▶ _Given exercise_: Write out the listing below in full and exactly, leaving out every picture.

▶ _Records provided_:

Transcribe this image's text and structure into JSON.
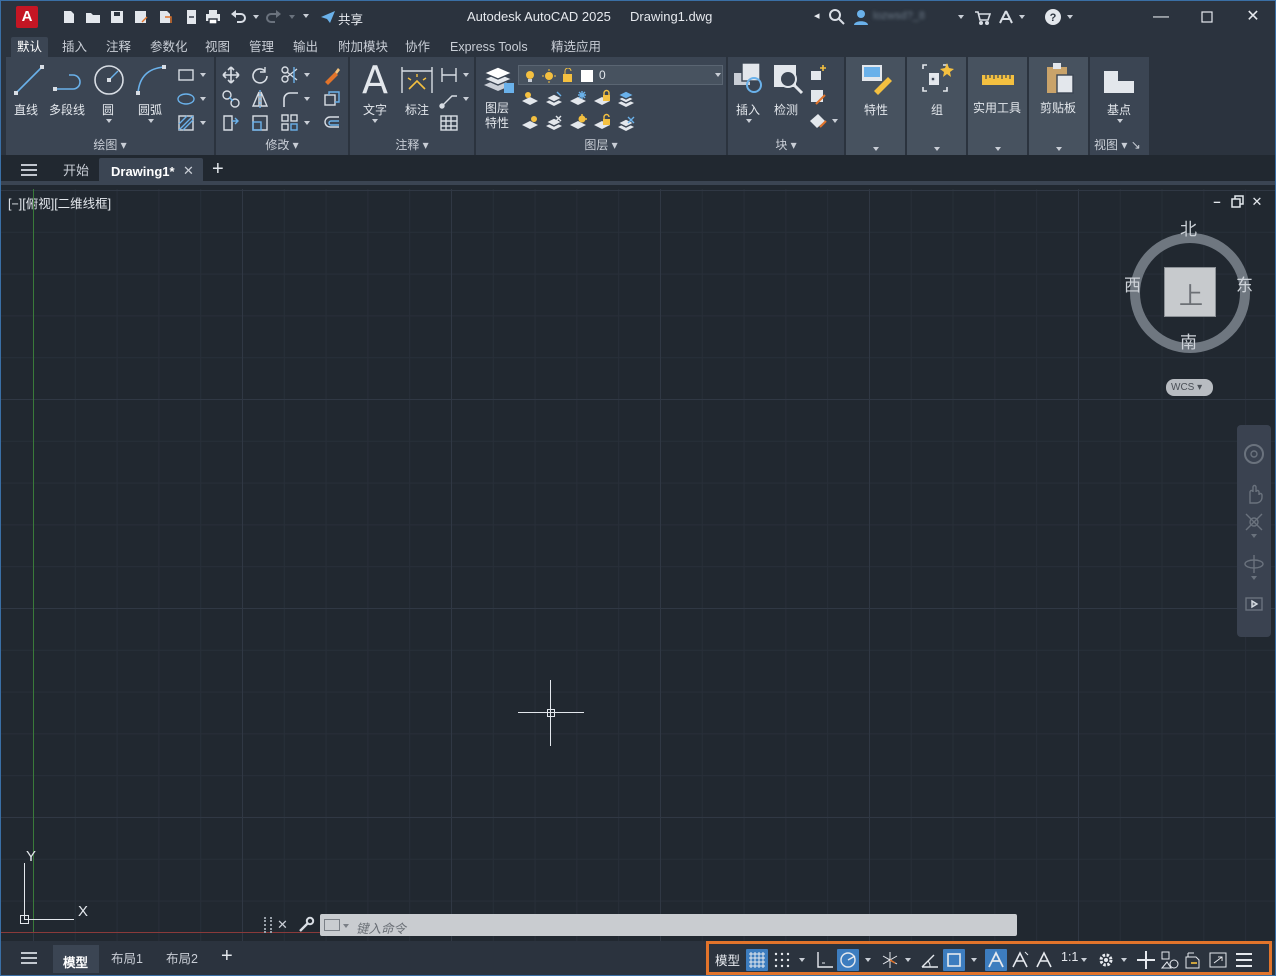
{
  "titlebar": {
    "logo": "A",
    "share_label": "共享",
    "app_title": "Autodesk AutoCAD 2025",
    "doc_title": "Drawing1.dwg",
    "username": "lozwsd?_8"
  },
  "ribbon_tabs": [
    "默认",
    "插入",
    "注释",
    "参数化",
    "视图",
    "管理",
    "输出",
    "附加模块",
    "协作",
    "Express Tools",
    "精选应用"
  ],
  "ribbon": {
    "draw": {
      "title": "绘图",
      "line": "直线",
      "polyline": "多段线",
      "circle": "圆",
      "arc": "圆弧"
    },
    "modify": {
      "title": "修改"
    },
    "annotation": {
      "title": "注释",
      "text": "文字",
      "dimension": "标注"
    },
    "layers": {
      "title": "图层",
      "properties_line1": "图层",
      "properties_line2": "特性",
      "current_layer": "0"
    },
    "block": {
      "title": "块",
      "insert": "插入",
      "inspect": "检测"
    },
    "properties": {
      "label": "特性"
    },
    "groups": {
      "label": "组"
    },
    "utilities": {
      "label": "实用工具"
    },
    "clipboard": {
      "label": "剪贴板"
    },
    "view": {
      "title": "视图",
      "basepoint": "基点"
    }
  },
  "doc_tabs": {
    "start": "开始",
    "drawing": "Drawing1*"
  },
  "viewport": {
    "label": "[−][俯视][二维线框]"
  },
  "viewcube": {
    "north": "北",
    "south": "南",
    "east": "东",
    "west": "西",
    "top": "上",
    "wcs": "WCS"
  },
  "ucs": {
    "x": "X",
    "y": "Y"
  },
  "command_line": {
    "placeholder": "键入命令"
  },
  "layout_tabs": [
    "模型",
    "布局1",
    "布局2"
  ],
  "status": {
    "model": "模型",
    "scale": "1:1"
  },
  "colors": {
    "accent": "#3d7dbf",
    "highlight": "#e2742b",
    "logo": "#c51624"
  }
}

▶ _Written solution_:
Transcribe this image's text and structure into JSON.
{
  "titlebar": {
    "logo": "A",
    "share_label": "共享",
    "app_title": "Autodesk AutoCAD 2025",
    "doc_title": "Drawing1.dwg",
    "username": "lozwsd?_8"
  },
  "ribbon_tabs": [
    "默认",
    "插入",
    "注释",
    "参数化",
    "视图",
    "管理",
    "输出",
    "附加模块",
    "协作",
    "Express Tools",
    "精选应用"
  ],
  "ribbon": {
    "draw": {
      "title": "绘图",
      "line": "直线",
      "polyline": "多段线",
      "circle": "圆",
      "arc": "圆弧"
    },
    "modify": {
      "title": "修改"
    },
    "annotation": {
      "title": "注释",
      "text": "文字",
      "dimension": "标注"
    },
    "layers": {
      "title": "图层",
      "properties_line1": "图层",
      "properties_line2": "特性",
      "current_layer": "0"
    },
    "block": {
      "title": "块",
      "insert": "插入",
      "inspect": "检测"
    },
    "properties": {
      "label": "特性"
    },
    "groups": {
      "label": "组"
    },
    "utilities": {
      "label": "实用工具"
    },
    "clipboard": {
      "label": "剪贴板"
    },
    "view": {
      "title": "视图",
      "basepoint": "基点"
    }
  },
  "doc_tabs": {
    "start": "开始",
    "drawing": "Drawing1*"
  },
  "viewport": {
    "label": "[−][俯视][二维线框]"
  },
  "viewcube": {
    "north": "北",
    "south": "南",
    "east": "东",
    "west": "西",
    "top": "上",
    "wcs": "WCS"
  },
  "ucs": {
    "x": "X",
    "y": "Y"
  },
  "command_line": {
    "placeholder": "键入命令"
  },
  "layout_tabs": [
    "模型",
    "布局1",
    "布局2"
  ],
  "status": {
    "model": "模型",
    "scale": "1:1"
  },
  "colors": {
    "accent": "#3d7dbf",
    "highlight": "#e2742b",
    "logo": "#c51624"
  }
}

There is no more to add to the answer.